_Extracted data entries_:
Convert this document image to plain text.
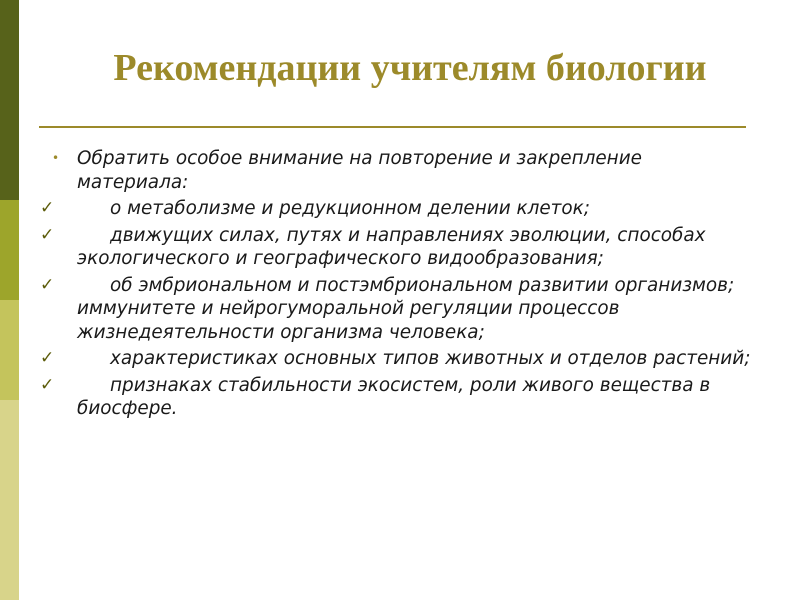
Рекомендации учителям биологии
• Обратить особое внимание на повторение и закрепление материала:
✓	о метаболизме и редукционном делении клеток;
✓	движущих силах, путях и направлениях эволюции, способах экологического и географического видообразования;
✓	об эмбриональном и постэмбриональном развитии организмов; иммунитете и нейрогуморальной регуляции процессов жизнедеятельности организма человека;
✓	характеристиках основных типов животных и отделов растений;
✓	признаках стабильности экосистем, роли живого вещества в биосфере.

_INSTRUCTIONS TO FOLLOW_: Each line of the material must be retyped exactly, except that images are omitted.

_WRITTEN ANSWER_:
Convert this document image to plain text.
Рекомендации учителям биологии
• Обратить особое внимание на повторение и закрепление материала:
✓	о метаболизме и редукционном делении клеток;
✓	движущих силах, путях и направлениях эволюции, способах экологического и географического видообразования;
✓	об эмбриональном и постэмбриональном развитии организмов; иммунитете и нейрогуморальной регуляции процессов жизнедеятельности организма человека;
✓	характеристиках основных типов животных и отделов растений;
✓	признаках стабильности экосистем, роли живого вещества в биосфере.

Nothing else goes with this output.